* BEGIN *

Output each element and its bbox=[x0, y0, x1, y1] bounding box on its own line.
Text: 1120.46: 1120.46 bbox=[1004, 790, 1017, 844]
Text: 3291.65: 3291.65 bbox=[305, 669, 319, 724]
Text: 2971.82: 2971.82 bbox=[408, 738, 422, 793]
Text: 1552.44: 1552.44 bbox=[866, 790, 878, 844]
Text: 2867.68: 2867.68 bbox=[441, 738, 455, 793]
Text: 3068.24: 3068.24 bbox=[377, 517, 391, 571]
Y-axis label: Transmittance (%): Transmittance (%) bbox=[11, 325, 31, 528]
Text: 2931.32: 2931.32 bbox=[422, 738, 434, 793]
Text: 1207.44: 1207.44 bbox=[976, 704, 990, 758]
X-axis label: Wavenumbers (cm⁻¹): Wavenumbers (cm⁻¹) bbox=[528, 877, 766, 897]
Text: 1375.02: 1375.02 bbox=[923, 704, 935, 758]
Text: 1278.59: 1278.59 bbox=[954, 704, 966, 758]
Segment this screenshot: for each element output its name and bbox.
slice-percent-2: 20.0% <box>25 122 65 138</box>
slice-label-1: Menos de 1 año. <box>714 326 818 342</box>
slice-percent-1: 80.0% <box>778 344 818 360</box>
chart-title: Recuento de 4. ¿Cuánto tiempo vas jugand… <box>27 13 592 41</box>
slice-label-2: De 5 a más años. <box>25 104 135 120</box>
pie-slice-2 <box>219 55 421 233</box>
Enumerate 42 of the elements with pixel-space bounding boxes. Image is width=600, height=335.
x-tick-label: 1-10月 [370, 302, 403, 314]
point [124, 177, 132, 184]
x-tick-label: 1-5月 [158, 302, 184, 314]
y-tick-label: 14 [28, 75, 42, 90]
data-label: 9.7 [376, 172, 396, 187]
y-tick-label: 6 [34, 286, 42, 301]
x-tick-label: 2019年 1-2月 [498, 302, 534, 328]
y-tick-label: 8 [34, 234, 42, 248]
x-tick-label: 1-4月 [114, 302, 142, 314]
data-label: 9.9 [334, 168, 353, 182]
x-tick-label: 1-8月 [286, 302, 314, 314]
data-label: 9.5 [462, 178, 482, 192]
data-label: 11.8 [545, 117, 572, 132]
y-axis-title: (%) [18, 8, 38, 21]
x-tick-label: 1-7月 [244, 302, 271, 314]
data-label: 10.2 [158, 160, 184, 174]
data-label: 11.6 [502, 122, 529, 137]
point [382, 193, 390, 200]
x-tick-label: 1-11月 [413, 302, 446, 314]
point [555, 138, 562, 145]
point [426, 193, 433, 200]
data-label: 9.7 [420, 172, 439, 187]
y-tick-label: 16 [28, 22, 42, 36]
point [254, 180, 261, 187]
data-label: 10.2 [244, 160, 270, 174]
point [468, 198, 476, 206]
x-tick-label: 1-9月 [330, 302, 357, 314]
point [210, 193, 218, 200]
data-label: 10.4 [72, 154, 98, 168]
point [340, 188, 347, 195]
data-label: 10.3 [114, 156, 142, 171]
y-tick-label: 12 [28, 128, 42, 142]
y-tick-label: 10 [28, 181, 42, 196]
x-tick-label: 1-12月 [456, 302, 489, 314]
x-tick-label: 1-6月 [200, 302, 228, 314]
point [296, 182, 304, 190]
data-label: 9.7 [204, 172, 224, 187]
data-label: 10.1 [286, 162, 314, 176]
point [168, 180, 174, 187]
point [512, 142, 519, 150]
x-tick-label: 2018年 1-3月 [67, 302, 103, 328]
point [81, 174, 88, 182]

* END *

*Instructions to follow*:
Copy all the items above, putting "value-label" in place of every "data-label" and keeping everything else the same.

*Correct result*:
Output each element and its bbox=[x0, y0, x1, y1] bounding box on its own line.
Text: 1120.46: 1120.46 bbox=[1004, 790, 1017, 844]
Text: 3291.65: 3291.65 bbox=[305, 669, 319, 724]
Text: 2971.82: 2971.82 bbox=[408, 738, 422, 793]
Text: 1552.44: 1552.44 bbox=[866, 790, 878, 844]
Text: 2867.68: 2867.68 bbox=[441, 738, 455, 793]
Text: 3068.24: 3068.24 bbox=[377, 517, 391, 571]
Y-axis label: Transmittance (%): Transmittance (%) bbox=[11, 325, 31, 528]
Text: 2931.32: 2931.32 bbox=[422, 738, 434, 793]
Text: 1207.44: 1207.44 bbox=[976, 704, 990, 758]
X-axis label: Wavenumbers (cm⁻¹): Wavenumbers (cm⁻¹) bbox=[528, 877, 766, 897]
Text: 1375.02: 1375.02 bbox=[923, 704, 935, 758]
Text: 1278.59: 1278.59 bbox=[954, 704, 966, 758]
Segment this screenshot: for each element output its name and bbox.
slice-percent-2: 20.0% <box>25 122 65 138</box>
slice-label-1: Menos de 1 año. <box>714 326 818 342</box>
slice-percent-1: 80.0% <box>778 344 818 360</box>
chart-title: Recuento de 4. ¿Cuánto tiempo vas jugand… <box>27 13 592 41</box>
slice-label-2: De 5 a más años. <box>25 104 135 120</box>
pie-slice-2 <box>219 55 421 233</box>
Enumerate 42 of the elements with pixel-space bounding boxes. Image is width=600, height=335.
x-tick-label: 1-10月 [370, 302, 403, 314]
point [124, 177, 132, 184]
x-tick-label: 1-5月 [158, 302, 184, 314]
y-tick-label: 14 [28, 75, 42, 90]
value-label: 9.7 [376, 172, 396, 187]
y-tick-label: 6 [34, 286, 42, 301]
x-tick-label: 2019年 1-2月 [498, 302, 534, 328]
y-tick-label: 8 [34, 234, 42, 248]
x-tick-label: 1-4月 [114, 302, 142, 314]
value-label: 9.9 [334, 168, 353, 182]
x-tick-label: 1-8月 [286, 302, 314, 314]
value-label: 9.5 [462, 178, 482, 192]
value-label: 11.8 [545, 117, 572, 132]
y-axis-title: (%) [18, 8, 38, 21]
x-tick-label: 1-7月 [244, 302, 271, 314]
value-label: 10.2 [158, 160, 184, 174]
value-label: 11.6 [502, 122, 529, 137]
point [382, 193, 390, 200]
x-tick-label: 1-11月 [413, 302, 446, 314]
point [555, 138, 562, 145]
point [426, 193, 433, 200]
value-label: 9.7 [420, 172, 439, 187]
y-tick-label: 16 [28, 22, 42, 36]
point [254, 180, 261, 187]
value-label: 10.2 [244, 160, 270, 174]
point [468, 198, 476, 206]
x-tick-label: 1-9月 [330, 302, 357, 314]
point [210, 193, 218, 200]
value-label: 10.4 [72, 154, 98, 168]
point [340, 188, 347, 195]
value-label: 10.3 [114, 156, 142, 171]
y-tick-label: 12 [28, 128, 42, 142]
y-tick-label: 10 [28, 181, 42, 196]
x-tick-label: 1-12月 [456, 302, 489, 314]
x-tick-label: 1-6月 [200, 302, 228, 314]
point [296, 182, 304, 190]
value-label: 9.7 [204, 172, 224, 187]
value-label: 10.1 [286, 162, 314, 176]
point [168, 180, 174, 187]
point [512, 142, 519, 150]
x-tick-label: 2018年 1-3月 [67, 302, 103, 328]
point [81, 174, 88, 182]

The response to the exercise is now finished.